● DIRECTIONS: Can you copy the lines in the records below character for character, from the line containing "400, 156, 412]" through the line containing "62, 55, 74]", with both of those lines included and nothing else?

##########

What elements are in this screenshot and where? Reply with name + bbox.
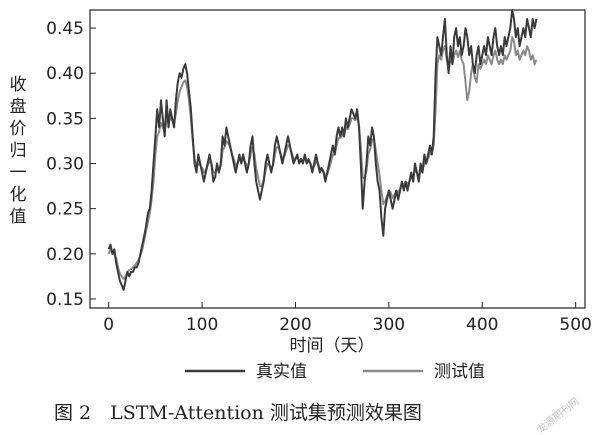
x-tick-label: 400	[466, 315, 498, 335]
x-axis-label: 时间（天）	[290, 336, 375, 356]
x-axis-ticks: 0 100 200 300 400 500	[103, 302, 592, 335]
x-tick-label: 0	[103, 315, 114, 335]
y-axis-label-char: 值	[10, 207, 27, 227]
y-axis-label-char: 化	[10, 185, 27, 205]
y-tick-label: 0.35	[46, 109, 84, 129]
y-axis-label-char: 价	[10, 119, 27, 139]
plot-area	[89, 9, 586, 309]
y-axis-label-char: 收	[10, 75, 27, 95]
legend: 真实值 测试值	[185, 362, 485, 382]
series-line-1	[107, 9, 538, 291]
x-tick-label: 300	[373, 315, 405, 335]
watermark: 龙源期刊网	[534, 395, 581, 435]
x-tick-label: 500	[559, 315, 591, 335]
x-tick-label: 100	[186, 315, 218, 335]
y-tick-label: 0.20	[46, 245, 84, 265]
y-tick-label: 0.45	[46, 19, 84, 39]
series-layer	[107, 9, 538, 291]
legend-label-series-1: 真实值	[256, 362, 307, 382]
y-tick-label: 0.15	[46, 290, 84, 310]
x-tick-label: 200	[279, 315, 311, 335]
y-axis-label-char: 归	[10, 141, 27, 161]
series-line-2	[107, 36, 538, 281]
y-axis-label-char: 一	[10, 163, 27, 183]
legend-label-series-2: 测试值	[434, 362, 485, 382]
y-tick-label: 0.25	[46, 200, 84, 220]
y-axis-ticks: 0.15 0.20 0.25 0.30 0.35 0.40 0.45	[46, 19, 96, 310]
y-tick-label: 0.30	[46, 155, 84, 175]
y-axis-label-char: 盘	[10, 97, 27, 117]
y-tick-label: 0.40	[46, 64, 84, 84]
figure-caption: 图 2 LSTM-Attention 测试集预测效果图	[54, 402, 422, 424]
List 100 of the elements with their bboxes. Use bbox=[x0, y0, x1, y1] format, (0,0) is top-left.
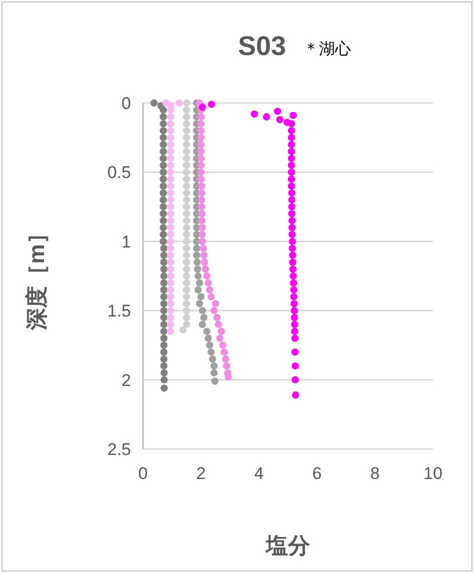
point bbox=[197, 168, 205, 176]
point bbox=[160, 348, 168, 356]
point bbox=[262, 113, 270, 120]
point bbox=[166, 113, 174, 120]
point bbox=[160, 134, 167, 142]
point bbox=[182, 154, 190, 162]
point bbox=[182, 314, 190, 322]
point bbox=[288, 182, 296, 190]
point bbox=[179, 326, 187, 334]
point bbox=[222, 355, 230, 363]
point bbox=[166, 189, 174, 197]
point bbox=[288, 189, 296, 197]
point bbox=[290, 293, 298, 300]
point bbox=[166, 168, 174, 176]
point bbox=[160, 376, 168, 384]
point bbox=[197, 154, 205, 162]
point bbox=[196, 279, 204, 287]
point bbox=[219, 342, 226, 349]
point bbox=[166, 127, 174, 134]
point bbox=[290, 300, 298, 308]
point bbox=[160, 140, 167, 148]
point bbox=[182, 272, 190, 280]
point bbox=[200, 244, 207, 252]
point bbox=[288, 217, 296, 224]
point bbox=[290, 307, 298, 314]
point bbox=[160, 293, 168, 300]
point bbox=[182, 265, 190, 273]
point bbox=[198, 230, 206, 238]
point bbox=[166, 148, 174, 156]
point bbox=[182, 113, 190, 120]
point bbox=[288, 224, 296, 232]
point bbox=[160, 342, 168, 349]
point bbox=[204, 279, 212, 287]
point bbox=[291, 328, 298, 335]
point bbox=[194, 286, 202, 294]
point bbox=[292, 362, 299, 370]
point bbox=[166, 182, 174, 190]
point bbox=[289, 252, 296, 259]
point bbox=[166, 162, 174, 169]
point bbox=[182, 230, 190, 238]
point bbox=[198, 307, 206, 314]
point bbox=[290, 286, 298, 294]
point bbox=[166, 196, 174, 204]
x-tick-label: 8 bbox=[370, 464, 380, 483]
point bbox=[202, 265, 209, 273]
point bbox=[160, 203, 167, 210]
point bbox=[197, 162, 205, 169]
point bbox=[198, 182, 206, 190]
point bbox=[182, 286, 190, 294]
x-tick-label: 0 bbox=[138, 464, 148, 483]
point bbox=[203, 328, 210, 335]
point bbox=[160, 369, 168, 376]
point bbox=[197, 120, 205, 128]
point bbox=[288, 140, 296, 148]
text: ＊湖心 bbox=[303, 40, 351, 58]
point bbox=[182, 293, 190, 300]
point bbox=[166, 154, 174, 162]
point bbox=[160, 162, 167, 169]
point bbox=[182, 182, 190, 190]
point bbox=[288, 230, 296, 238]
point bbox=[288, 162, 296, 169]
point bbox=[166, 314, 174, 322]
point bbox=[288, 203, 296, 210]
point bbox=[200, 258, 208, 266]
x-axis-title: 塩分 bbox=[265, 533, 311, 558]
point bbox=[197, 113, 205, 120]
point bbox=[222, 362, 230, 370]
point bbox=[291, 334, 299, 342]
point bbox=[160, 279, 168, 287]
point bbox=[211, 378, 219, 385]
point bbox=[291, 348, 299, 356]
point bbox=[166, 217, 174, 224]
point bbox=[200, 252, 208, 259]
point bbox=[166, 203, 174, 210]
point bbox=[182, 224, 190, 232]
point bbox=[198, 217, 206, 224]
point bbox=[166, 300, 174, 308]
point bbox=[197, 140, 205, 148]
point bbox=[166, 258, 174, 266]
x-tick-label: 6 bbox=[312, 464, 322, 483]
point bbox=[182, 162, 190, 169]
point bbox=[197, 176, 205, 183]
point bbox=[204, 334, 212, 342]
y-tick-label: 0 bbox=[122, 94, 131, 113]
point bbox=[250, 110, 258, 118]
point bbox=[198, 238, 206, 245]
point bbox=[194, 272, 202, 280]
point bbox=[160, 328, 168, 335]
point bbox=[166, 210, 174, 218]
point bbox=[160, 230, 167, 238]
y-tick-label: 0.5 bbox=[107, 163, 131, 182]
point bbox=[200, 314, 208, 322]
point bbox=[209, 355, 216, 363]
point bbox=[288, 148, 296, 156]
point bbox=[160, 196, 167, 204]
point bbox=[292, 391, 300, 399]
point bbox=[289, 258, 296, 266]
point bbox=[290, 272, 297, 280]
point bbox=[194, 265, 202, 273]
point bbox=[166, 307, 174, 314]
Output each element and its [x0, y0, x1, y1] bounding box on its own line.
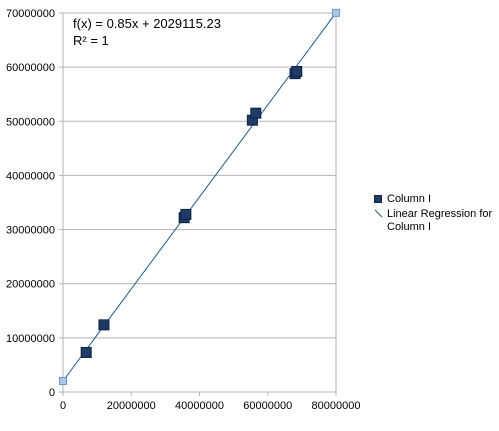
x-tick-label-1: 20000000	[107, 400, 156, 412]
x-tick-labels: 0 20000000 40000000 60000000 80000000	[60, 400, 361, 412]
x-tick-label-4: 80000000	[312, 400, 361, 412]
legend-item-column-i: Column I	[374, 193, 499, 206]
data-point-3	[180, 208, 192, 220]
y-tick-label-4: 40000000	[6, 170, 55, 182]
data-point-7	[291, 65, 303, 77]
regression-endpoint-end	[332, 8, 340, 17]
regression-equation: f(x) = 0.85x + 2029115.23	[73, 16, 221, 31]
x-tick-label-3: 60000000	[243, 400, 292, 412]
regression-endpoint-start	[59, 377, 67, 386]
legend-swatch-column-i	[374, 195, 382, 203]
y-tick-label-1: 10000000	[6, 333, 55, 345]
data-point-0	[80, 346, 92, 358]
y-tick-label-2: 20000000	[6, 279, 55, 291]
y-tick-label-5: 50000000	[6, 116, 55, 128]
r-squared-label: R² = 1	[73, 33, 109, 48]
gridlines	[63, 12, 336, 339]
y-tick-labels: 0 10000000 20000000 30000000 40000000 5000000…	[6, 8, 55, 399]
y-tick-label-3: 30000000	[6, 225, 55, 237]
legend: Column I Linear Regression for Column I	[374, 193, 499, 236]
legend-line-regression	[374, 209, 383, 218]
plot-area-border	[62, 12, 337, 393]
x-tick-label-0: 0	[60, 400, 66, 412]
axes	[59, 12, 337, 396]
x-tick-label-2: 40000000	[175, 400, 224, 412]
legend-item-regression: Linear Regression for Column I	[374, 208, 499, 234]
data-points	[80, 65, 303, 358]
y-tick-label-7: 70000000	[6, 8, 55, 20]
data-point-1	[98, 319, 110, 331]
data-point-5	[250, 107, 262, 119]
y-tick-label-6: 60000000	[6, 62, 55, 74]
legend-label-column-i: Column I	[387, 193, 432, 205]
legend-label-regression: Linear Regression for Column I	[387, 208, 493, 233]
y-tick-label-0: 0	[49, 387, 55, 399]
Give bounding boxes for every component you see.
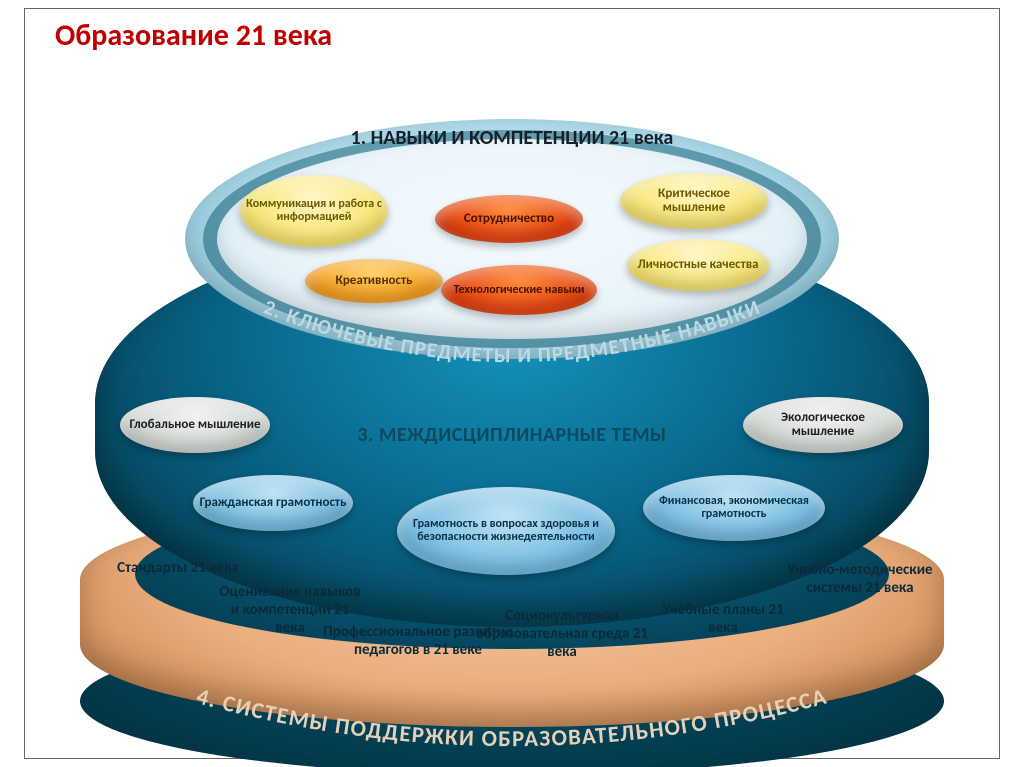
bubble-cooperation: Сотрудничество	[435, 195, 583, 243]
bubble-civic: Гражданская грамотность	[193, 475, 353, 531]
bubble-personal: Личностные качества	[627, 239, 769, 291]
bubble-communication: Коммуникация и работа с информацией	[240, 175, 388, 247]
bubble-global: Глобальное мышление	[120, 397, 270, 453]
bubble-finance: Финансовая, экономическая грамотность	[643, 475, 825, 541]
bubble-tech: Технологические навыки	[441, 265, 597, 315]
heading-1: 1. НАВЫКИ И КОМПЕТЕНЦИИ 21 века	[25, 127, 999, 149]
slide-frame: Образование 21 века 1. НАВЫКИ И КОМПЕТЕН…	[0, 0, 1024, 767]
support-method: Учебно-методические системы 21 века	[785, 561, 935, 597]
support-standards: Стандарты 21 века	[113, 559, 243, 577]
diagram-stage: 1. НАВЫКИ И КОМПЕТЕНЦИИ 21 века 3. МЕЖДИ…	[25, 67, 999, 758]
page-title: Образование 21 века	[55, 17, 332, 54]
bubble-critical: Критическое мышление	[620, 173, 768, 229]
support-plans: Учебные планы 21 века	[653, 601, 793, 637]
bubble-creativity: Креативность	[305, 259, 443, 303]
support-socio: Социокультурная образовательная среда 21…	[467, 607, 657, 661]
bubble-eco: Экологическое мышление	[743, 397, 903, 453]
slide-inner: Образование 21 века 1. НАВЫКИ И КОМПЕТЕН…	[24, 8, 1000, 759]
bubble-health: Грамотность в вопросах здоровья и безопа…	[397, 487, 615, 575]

##########

● SOLVED PROBLEM:
x-tick-label-1: 20000000	[107, 400, 156, 412]
x-tick-labels: 0 20000000 40000000 60000000 80000000	[60, 400, 361, 412]
x-tick-label-4: 80000000	[312, 400, 361, 412]
legend-item-column-i: Column I	[374, 193, 499, 206]
data-point-3	[180, 208, 192, 220]
y-tick-label-4: 40000000	[6, 170, 55, 182]
data-point-7	[291, 65, 303, 77]
regression-endpoint-end	[332, 8, 340, 17]
regression-equation: f(x) = 0.85x + 2029115.23	[73, 16, 221, 31]
x-tick-label-3: 60000000	[243, 400, 292, 412]
regression-endpoint-start	[59, 377, 67, 386]
legend-swatch-column-i	[374, 195, 382, 203]
y-tick-label-1: 10000000	[6, 333, 55, 345]
data-point-0	[80, 346, 92, 358]
y-tick-label-2: 20000000	[6, 279, 55, 291]
y-tick-label-5: 50000000	[6, 116, 55, 128]
r-squared-label: R² = 1	[73, 33, 109, 48]
gridlines	[63, 12, 336, 339]
y-tick-labels: 0 10000000 20000000 30000000 40000000 5000000…	[6, 8, 55, 399]
y-tick-label-3: 30000000	[6, 225, 55, 237]
legend: Column I Linear Regression for Column I	[374, 193, 499, 236]
legend-line-regression	[374, 209, 383, 218]
plot-area-border	[62, 12, 337, 393]
x-tick-label-0: 0	[60, 400, 66, 412]
axes	[59, 12, 337, 396]
x-tick-label-2: 40000000	[175, 400, 224, 412]
legend-item-regression: Linear Regression for Column I	[374, 208, 499, 234]
data-points	[80, 65, 303, 358]
y-tick-label-7: 70000000	[6, 8, 55, 20]
data-point-1	[98, 319, 110, 331]
data-point-5	[250, 107, 262, 119]
y-tick-label-6: 60000000	[6, 62, 55, 74]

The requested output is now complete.